Selected extract |
· · · · · · ·

LIC Accelerates Digital Push, Aims for Full Online Operations Soon
LIC is in the middle of its most aggressive digital overhaul ever, with the government’s finance secretary stating that the insurer plans to move to fully digital operations in the next couple of months, building on its multi‑year Project DIVE transformation. The strategy aims to retain LIC’s vast agency network but wrap it in a “phygital” model—mobile‑first, paperless, app‑driven—so that everything from policy purchase to claim settlement can be done online or via assisted digital channels.
The Big Vision: Fully Digital LIC
DFS Secretary M. Nagaraju recently said that LIC is preparing to transition to a “fully digital platform” within about two months, likening the effort to the technology‑led transformation seen at SBI. This does not mean shutting physical branches or agents, but ensuring that every core process—onboarding, policy servicing, renewals, loans, and claims—can be executed digitally end‑to‑end.
This vision sits on top of Project DIVE (Digital Innovation and Value Enhancement), LIC’s enterprise‑wide programme to modernise its technology stack, data systems, and customer experience so that it operates as a digital‑first insurer while still leveraging its legacy scale. Management messaging around DIVE repeatedly frames LIC’s goal as becoming a “global digital champion” while remaining India’s dominant life insurer.

· · · · · · ·

Short task 1 | For each statement about the article on LIC's digital push, answer yes or no and quote the words from the article that decide it. (a) Going fully digital means LIC will close its physical branches. (b) Project DIVE stands for Digital Innovation and Value Enhancement. (c) M. Nagaraju compared LIC's effort to the transformation at SBI.
Short task 2 | Write what comes next in the article on LIC's digital push, starting after its final sentence.

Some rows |

· · · · · · ·

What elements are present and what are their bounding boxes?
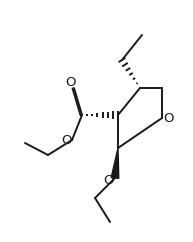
Text: O: O xyxy=(103,174,113,187)
Polygon shape xyxy=(111,148,119,178)
Text: O: O xyxy=(66,76,76,89)
Text: O: O xyxy=(61,135,71,148)
Text: O: O xyxy=(164,112,174,124)
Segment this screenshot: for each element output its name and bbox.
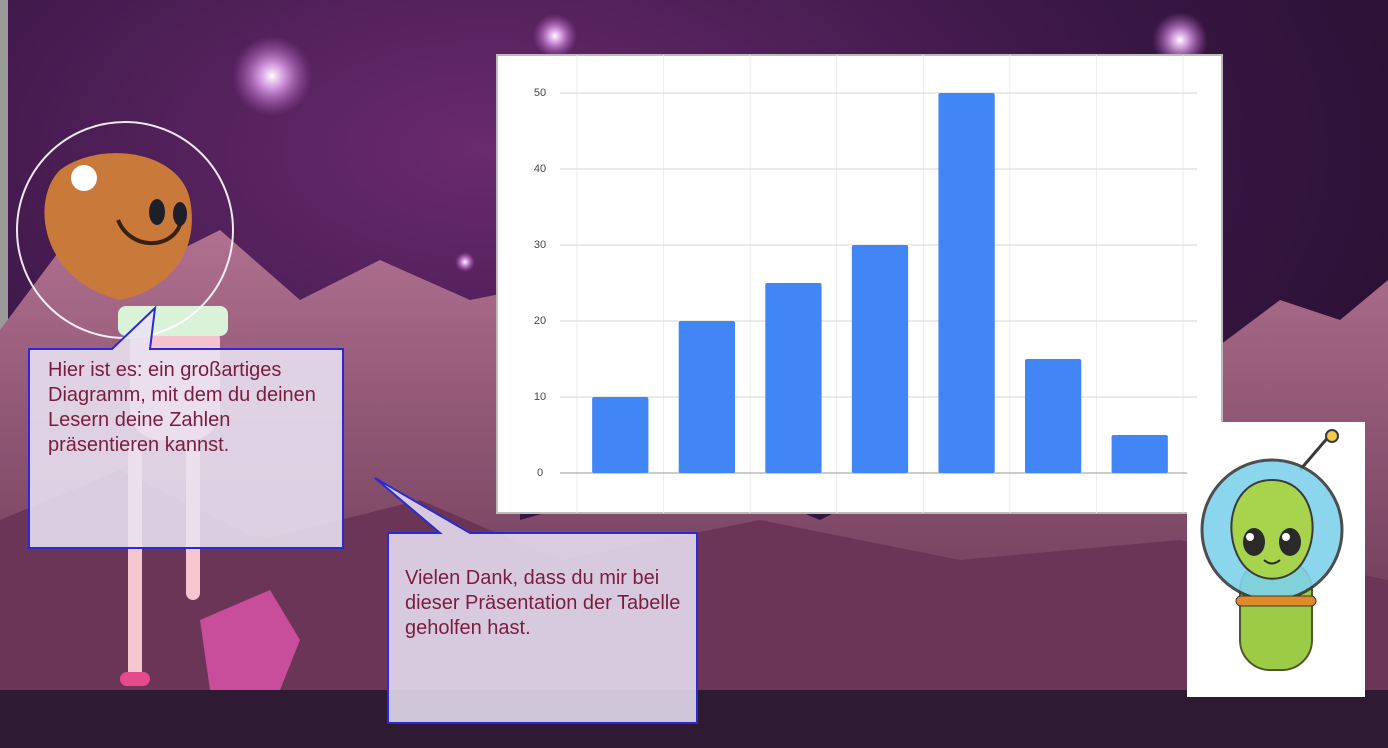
bar xyxy=(1111,435,1168,473)
y-tick-label: 30 xyxy=(534,239,546,251)
callout-bubble xyxy=(28,305,344,549)
star-glow xyxy=(232,36,312,116)
callout-text: Vielen Dank, dass du mir bei dieser Präs… xyxy=(405,567,681,639)
bar xyxy=(851,245,909,473)
callout-bubble xyxy=(374,477,698,724)
y-tick-label: 50 xyxy=(534,87,546,99)
bar xyxy=(938,93,995,473)
y-tick-label: 40 xyxy=(534,163,546,175)
star-glow xyxy=(455,252,475,272)
star-glow xyxy=(533,14,577,58)
y-tick-label: 0 xyxy=(537,467,543,479)
y-tick-label: 10 xyxy=(534,391,546,403)
alien-card xyxy=(1187,422,1365,697)
y-tick-label: 20 xyxy=(534,315,546,327)
bar xyxy=(1025,359,1082,473)
chart: 0 10 20 30 40 50 xyxy=(534,55,1197,513)
callout-text: Hier ist es: ein großartiges Diagramm, m… xyxy=(48,359,316,456)
bar xyxy=(765,283,822,473)
bar xyxy=(678,321,735,473)
bar xyxy=(592,397,649,473)
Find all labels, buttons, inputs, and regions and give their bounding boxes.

· · · · · · ·

Written response 1 |
(a) No: "This does not mean shutting physical branches or agents"
(b) Yes: "Project DIVE (Digital Innovation and Value Enhancement)"
(c) Yes: "likening the effort to the technology‑led transformation seen at SBI"

Written response 2 |
Project DIVE and Tech Partnerships
Under Project DIVE, LIC has committed around ₹600 crore specifically to its digital transformation, aiming to go fully paperless within roughly two years. The programme spans the entire value chain—customer acquisition, underwriting, policy servicing, collections, and claims—rather than being limited to front‑end apps.
LIC has engaged Infosys to build a next‑generation digital platform that will power customer and agent “super‑apps”, omnichannel portals, and digital branches, giving the insurer a modern backbone similar to private peers. Consulting support from Boston Consulting Group helps on operating‑model redesign, while partners like Avaamo underpin what is billed as one of the world’s largest intelligent virtual assistants, able to handle queries for hundreds of millions of policyholders.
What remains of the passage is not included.